RECORDED INFORMATION below:

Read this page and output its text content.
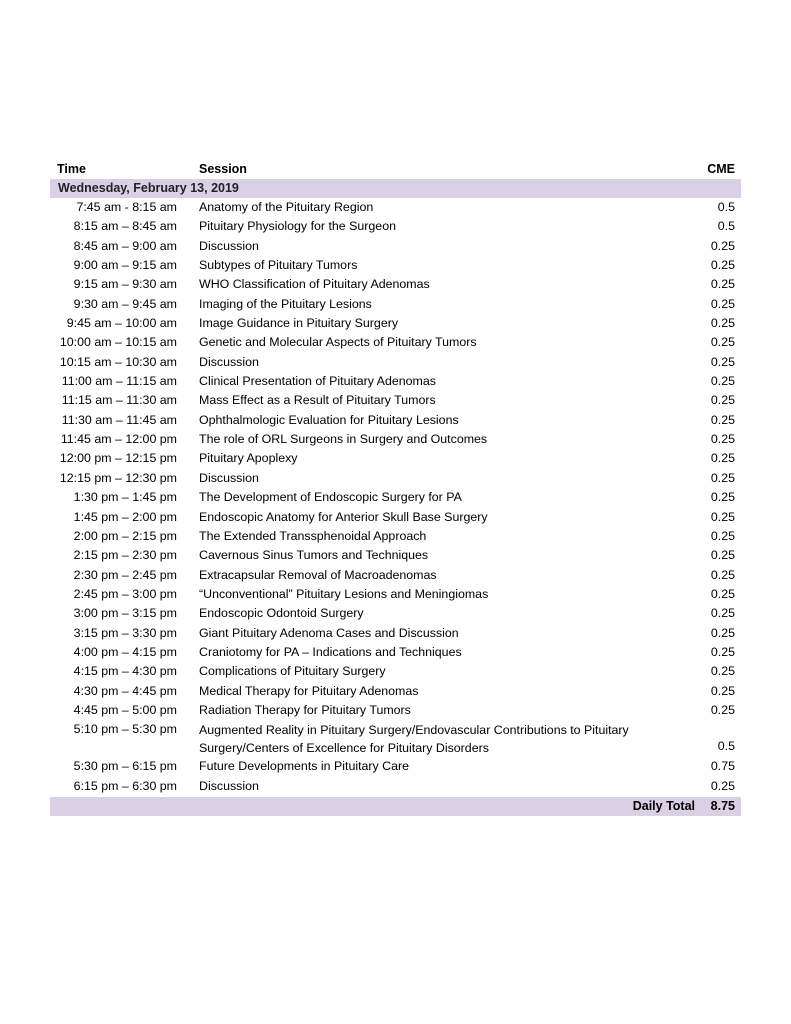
Time	Session	CME
Wednesday, February 13, 2019
7:45 am - 8:15 am Anatomy of the Pituitary Region	0.5
8:15 am – 8:45 am Pituitary Physiology for the Surgeon	0.5
8:45 am – 9:00 am Discussion	0.25
9:00 am – 9:15 am Subtypes of Pituitary Tumors	0.25
9:15 am – 9:30 am WHO Classification of Pituitary Adenomas	0.25
9:30 am – 9:45 am Imaging of the Pituitary Lesions	0.25
9:45 am – 10:00 am Image Guidance in Pituitary Surgery	0.25
10:00 am – 10:15 am Genetic and Molecular Aspects of Pituitary Tumors	0.25
10:15 am – 10:30 am Discussion	0.25
11:00 am – 11:15 am Clinical Presentation of Pituitary Adenomas	0.25
11:15 am – 11:30 am Mass Effect as a Result of Pituitary Tumors	0.25
11:30 am – 11:45 am Ophthalmologic Evaluation for Pituitary Lesions	0.25
11:45 am – 12:00 pm The role of ORL Surgeons in Surgery and Outcomes	0.25
12:00 pm – 12:15 pm Pituitary Apoplexy	0.25
12:15 pm – 12:30 pm Discussion	0.25
1:30 pm – 1:45 pm The Development of Endoscopic Surgery for PA	0.25
1:45 pm – 2:00 pm Endoscopic Anatomy for Anterior Skull Base Surgery	0.25
2:00 pm – 2:15 pm The Extended Transsphenoidal Approach	0.25
2:15 pm – 2:30 pm Cavernous Sinus Tumors and Techniques	0.25
2:30 pm – 2:45 pm Extracapsular Removal of Macroadenomas	0.25
2:45 pm – 3:00 pm “Unconventional” Pituitary Lesions and Meningiomas	0.25
3:00 pm – 3:15 pm Endoscopic Odontoid Surgery	0.25
3:15 pm – 3:30 pm Giant Pituitary Adenoma Cases and Discussion	0.25
4:00 pm – 4:15 pm Craniotomy for PA – Indications and Techniques	0.25
4:15 pm – 4:30 pm Complications of Pituitary Surgery	0.25
4:30 pm – 4:45 pm Medical Therapy for Pituitary Adenomas	0.25
4:45 pm – 5:00 pm Radiation Therapy for Pituitary Tumors	0.25
5:10 pm – 5:30 pm Augmented Reality in Pituitary Surgery/Endovascular Contributions to Pituitary Surgery/Centers of Excellence for Pituitary Disorders	0.5
5:30 pm – 6:15 pm Future Developments in Pituitary Care	0.75
6:15 pm – 6:30 pm Discussion	0.25
Daily Total 8.75
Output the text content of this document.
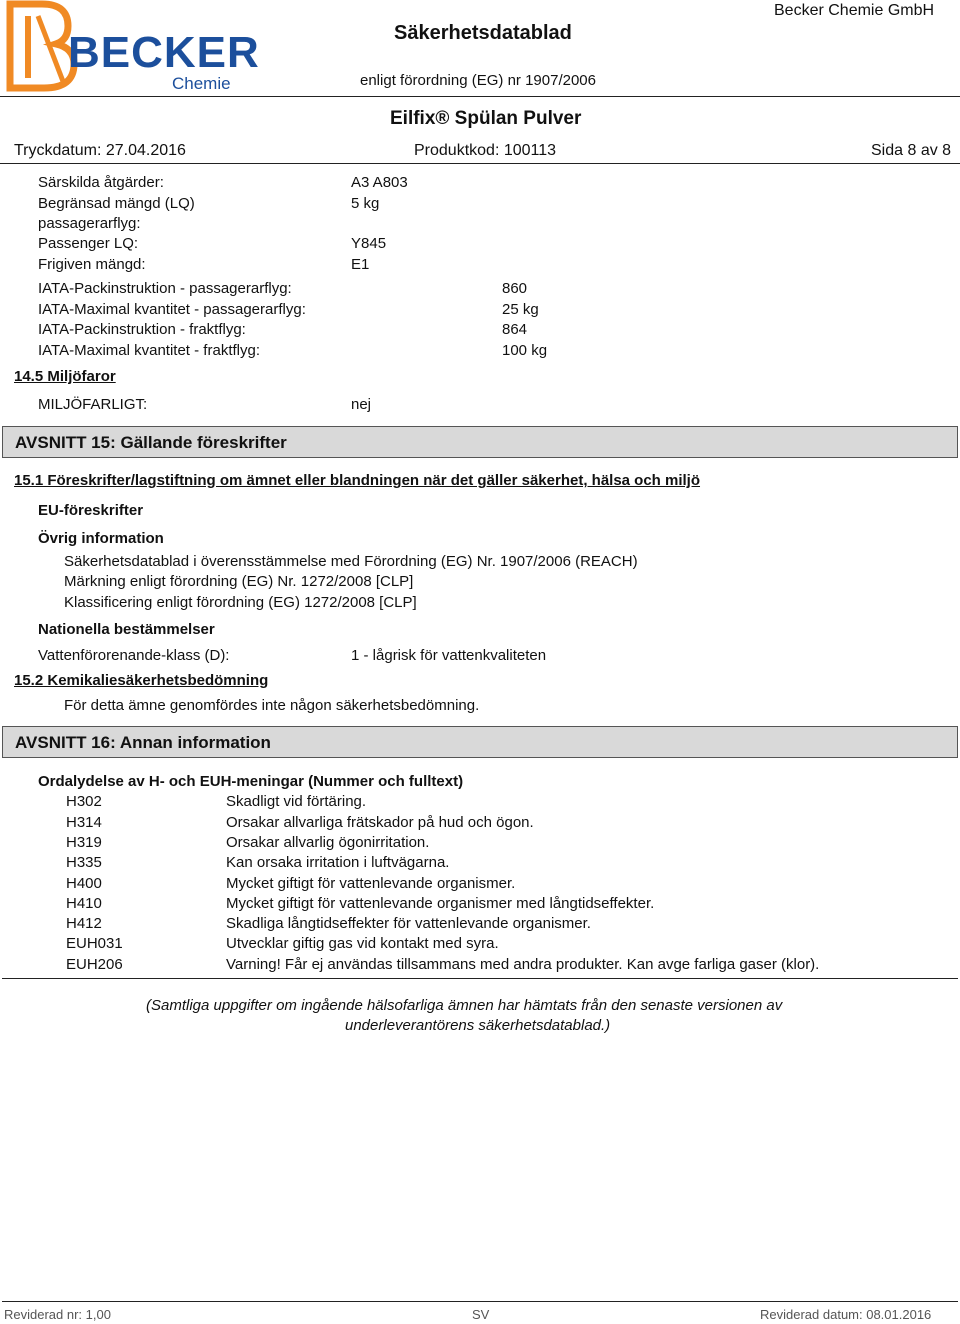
BECKER
Chemie
Säkerhetsdatablad
enligt förordning (EG) nr 1907/2006
Becker Chemie GmbH
Eilfix® Spülan Pulver
Tryckdatum: 27.04.2016	Produktkod: 100113	Sida 8 av 8
Särskilda åtgärder:	A3 A803
Begränsad mängd (LQ)	5 kg
passagerarflyg:
Passenger LQ:	Y845
Frigiven mängd:	E1
IATA-Packinstruktion - passagerarflyg:	860
IATA-Maximal kvantitet - passagerarflyg:	25 kg
IATA-Packinstruktion - fraktflyg:	864
IATA-Maximal kvantitet - fraktflyg:	100 kg
14.5 Miljöfaror
MILJÖFARLIGT:	nej
AVSNITT 15: Gällande föreskrifter
15.1 Föreskrifter/lagstiftning om ämnet eller blandningen när det gäller säkerhet, hälsa och miljö
EU-föreskrifter
Övrig information
Säkerhetsdatablad i överensstämmelse med Förordning (EG) Nr. 1907/2006 (REACH)
Märkning enligt förordning (EG) Nr. 1272/2008 [CLP]
Klassificering enligt förordning (EG) 1272/2008 [CLP]
Nationella bestämmelser
Vattenförorenande-klass (D):	1 - lågrisk för vattenkvaliteten
15.2 Kemikaliesäkerhetsbedömning
För detta ämne genomfördes inte någon säkerhetsbedömning.
AVSNITT 16: Annan information
Ordalydelse av H- och EUH-meningar (Nummer och fulltext)
H302	Skadligt vid förtäring.
H314	Orsakar allvarliga frätskador på hud och ögon.
H319	Orsakar allvarlig ögonirritation.
H335	Kan orsaka irritation i luftvägarna.
H400	Mycket giftigt för vattenlevande organismer.
H410	Mycket giftigt för vattenlevande organismer med långtidseffekter.
H412	Skadliga långtidseffekter för vattenlevande organismer.
EUH031	Utvecklar giftig gas vid kontakt med syra.
EUH206	Varning! Får ej användas tillsammans med andra produkter. Kan avge farliga gaser (klor).
(Samtliga uppgifter om ingående hälsofarliga ämnen har hämtats från den senaste versionen av
underleverantörens säkerhetsdatablad.)
Reviderad nr: 1,00	SV	Reviderad datum: 08.01.2016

End of RECORDED INFORMATION.

The result should be the listing above, restated exactly, with no pictures in it.

▶ [FINAL ANSWER]
Read this page and output its text content.
Time	Session	CME
Wednesday, February 13, 2019
7:45 am - 8:15 am Anatomy of the Pituitary Region	0.5
8:15 am – 8:45 am Pituitary Physiology for the Surgeon	0.5
8:45 am – 9:00 am Discussion	0.25
9:00 am – 9:15 am Subtypes of Pituitary Tumors	0.25
9:15 am – 9:30 am WHO Classification of Pituitary Adenomas	0.25
9:30 am – 9:45 am Imaging of the Pituitary Lesions	0.25
9:45 am – 10:00 am Image Guidance in Pituitary Surgery	0.25
10:00 am – 10:15 am Genetic and Molecular Aspects of Pituitary Tumors	0.25
10:15 am – 10:30 am Discussion	0.25
11:00 am – 11:15 am Clinical Presentation of Pituitary Adenomas	0.25
11:15 am – 11:30 am Mass Effect as a Result of Pituitary Tumors	0.25
11:30 am – 11:45 am Ophthalmologic Evaluation for Pituitary Lesions	0.25
11:45 am – 12:00 pm The role of ORL Surgeons in Surgery and Outcomes	0.25
12:00 pm – 12:15 pm Pituitary Apoplexy	0.25
12:15 pm – 12:30 pm Discussion	0.25
1:30 pm – 1:45 pm The Development of Endoscopic Surgery for PA	0.25
1:45 pm – 2:00 pm Endoscopic Anatomy for Anterior Skull Base Surgery	0.25
2:00 pm – 2:15 pm The Extended Transsphenoidal Approach	0.25
2:15 pm – 2:30 pm Cavernous Sinus Tumors and Techniques	0.25
2:30 pm – 2:45 pm Extracapsular Removal of Macroadenomas	0.25
2:45 pm – 3:00 pm “Unconventional” Pituitary Lesions and Meningiomas	0.25
3:00 pm – 3:15 pm Endoscopic Odontoid Surgery	0.25
3:15 pm – 3:30 pm Giant Pituitary Adenoma Cases and Discussion	0.25
4:00 pm – 4:15 pm Craniotomy for PA – Indications and Techniques	0.25
4:15 pm – 4:30 pm Complications of Pituitary Surgery	0.25
4:30 pm – 4:45 pm Medical Therapy for Pituitary Adenomas	0.25
4:45 pm – 5:00 pm Radiation Therapy for Pituitary Tumors	0.25
5:10 pm – 5:30 pm Augmented Reality in Pituitary Surgery/Endovascular Contributions to Pituitary Surgery/Centers of Excellence for Pituitary Disorders	0.5
5:30 pm – 6:15 pm Future Developments in Pituitary Care	0.75
6:15 pm – 6:30 pm Discussion	0.25
Daily Total 8.75
Output the text content of this document.
BECKER
Chemie
Säkerhetsdatablad
enligt förordning (EG) nr 1907/2006
Becker Chemie GmbH
Eilfix® Spülan Pulver
Tryckdatum: 27.04.2016	Produktkod: 100113	Sida 8 av 8
Särskilda åtgärder:	A3 A803
Begränsad mängd (LQ)	5 kg
passagerarflyg:
Passenger LQ:	Y845
Frigiven mängd:	E1
IATA-Packinstruktion - passagerarflyg:	860
IATA-Maximal kvantitet - passagerarflyg:	25 kg
IATA-Packinstruktion - fraktflyg:	864
IATA-Maximal kvantitet - fraktflyg:	100 kg
14.5 Miljöfaror
MILJÖFARLIGT:	nej
AVSNITT 15: Gällande föreskrifter
15.1 Föreskrifter/lagstiftning om ämnet eller blandningen när det gäller säkerhet, hälsa och miljö
EU-föreskrifter
Övrig information
Säkerhetsdatablad i överensstämmelse med Förordning (EG) Nr. 1907/2006 (REACH)
Märkning enligt förordning (EG) Nr. 1272/2008 [CLP]
Klassificering enligt förordning (EG) 1272/2008 [CLP]
Nationella bestämmelser
Vattenförorenande-klass (D):	1 - lågrisk för vattenkvaliteten
15.2 Kemikaliesäkerhetsbedömning
För detta ämne genomfördes inte någon säkerhetsbedömning.
AVSNITT 16: Annan information
Ordalydelse av H- och EUH-meningar (Nummer och fulltext)
H302	Skadligt vid förtäring.
H314	Orsakar allvarliga frätskador på hud och ögon.
H319	Orsakar allvarlig ögonirritation.
H335	Kan orsaka irritation i luftvägarna.
H400	Mycket giftigt för vattenlevande organismer.
H410	Mycket giftigt för vattenlevande organismer med långtidseffekter.
H412	Skadliga långtidseffekter för vattenlevande organismer.
EUH031	Utvecklar giftig gas vid kontakt med syra.
EUH206	Varning! Får ej användas tillsammans med andra produkter. Kan avge farliga gaser (klor).
(Samtliga uppgifter om ingående hälsofarliga ämnen har hämtats från den senaste versionen av
underleverantörens säkerhetsdatablad.)
Reviderad nr: 1,00	SV	Reviderad datum: 08.01.2016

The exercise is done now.